*REQUEST:* Your task is to extract every entry that follows word for word while excluding the pictures.

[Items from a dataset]
________
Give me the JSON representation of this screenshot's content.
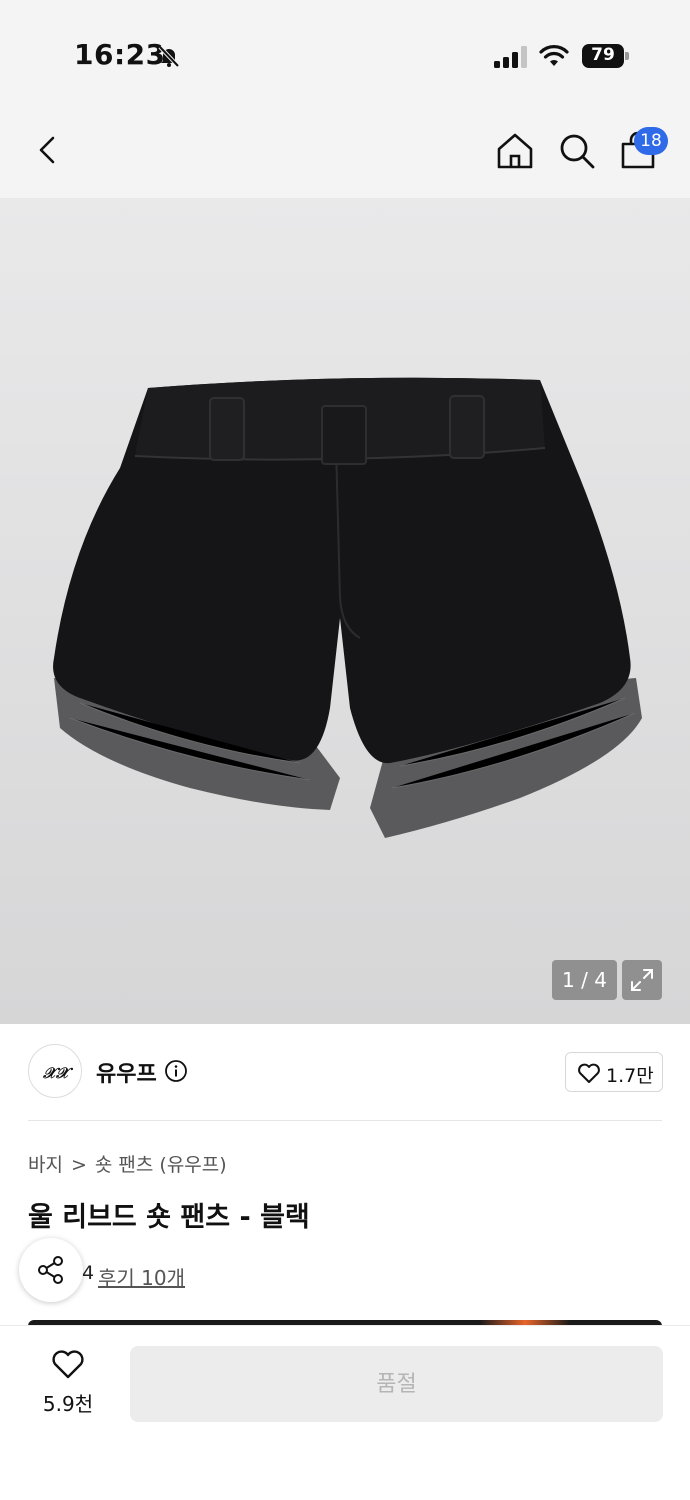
{
  "status_bar": {
    "time": "16:23",
    "battery": "79"
  },
  "nav": {
    "cart_count": "18"
  },
  "gallery": {
    "counter": "1 / 4"
  },
  "brand": {
    "name": "유우프",
    "logo_text": "𝒳𝒳",
    "likes": "1.7만"
  },
  "product": {
    "breadcrumb": [
      "바지",
      "숏 팬츠 (유우프)"
    ],
    "breadcrumb_sep": ">",
    "title": "울 리브드 숏 팬츠 - 블랙",
    "rating_fragment": "4",
    "review_link": "후기 10개"
  },
  "bottom_bar": {
    "wish_count": "5.9천",
    "action_label": "품절"
  },
  "colors": {
    "badge": "#2f6ae8",
    "disabled_button": "#ececec",
    "disabled_text": "#b5b5b5"
  }
}
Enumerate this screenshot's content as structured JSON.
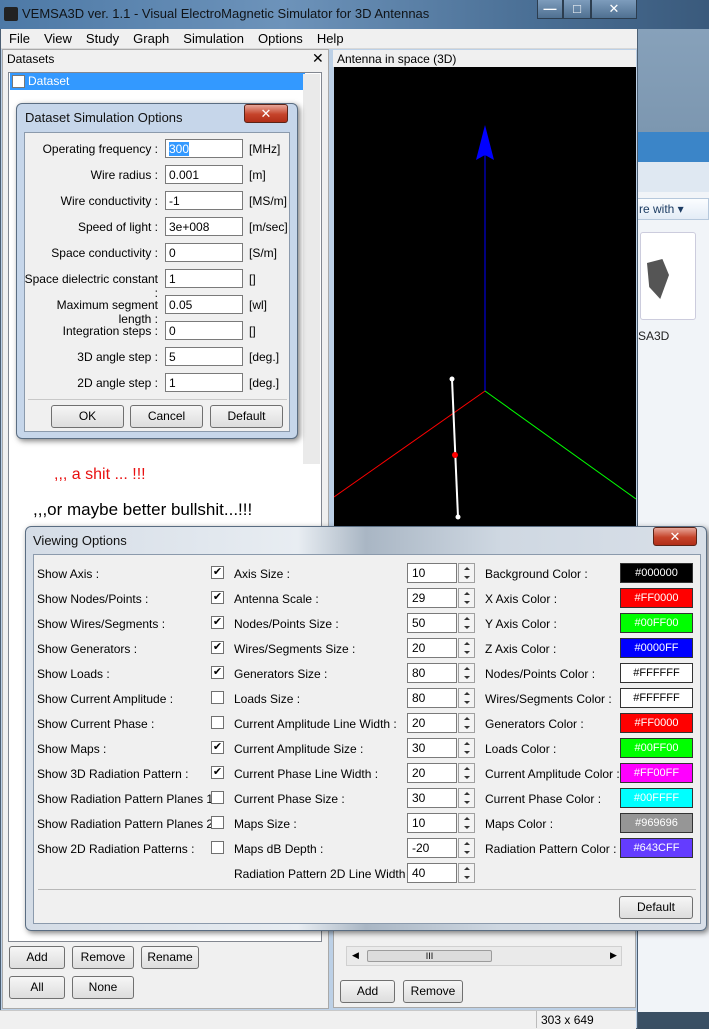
________
*FINAL RESULT:*
Give me the JSON representation of this screenshot's content.
{
  "status_bar": {
    "time": "16:23",
    "battery": "79"
  },
  "nav": {
    "cart_count": "18"
  },
  "gallery": {
    "counter": "1 / 4"
  },
  "brand": {
    "name": "유우프",
    "logo_text": "𝒳𝒳",
    "likes": "1.7만"
  },
  "product": {
    "breadcrumb": [
      "바지",
      "숏 팬츠 (유우프)"
    ],
    "breadcrumb_sep": ">",
    "title": "울 리브드 숏 팬츠 - 블랙",
    "rating_fragment": "4",
    "review_link": "후기 10개"
  },
  "bottom_bar": {
    "wish_count": "5.9천",
    "action_label": "품절"
  },
  "colors": {
    "badge": "#2f6ae8",
    "disabled_button": "#ececec",
    "disabled_text": "#b5b5b5"
  }
}
Enumerate this screenshot's content as structured JSON.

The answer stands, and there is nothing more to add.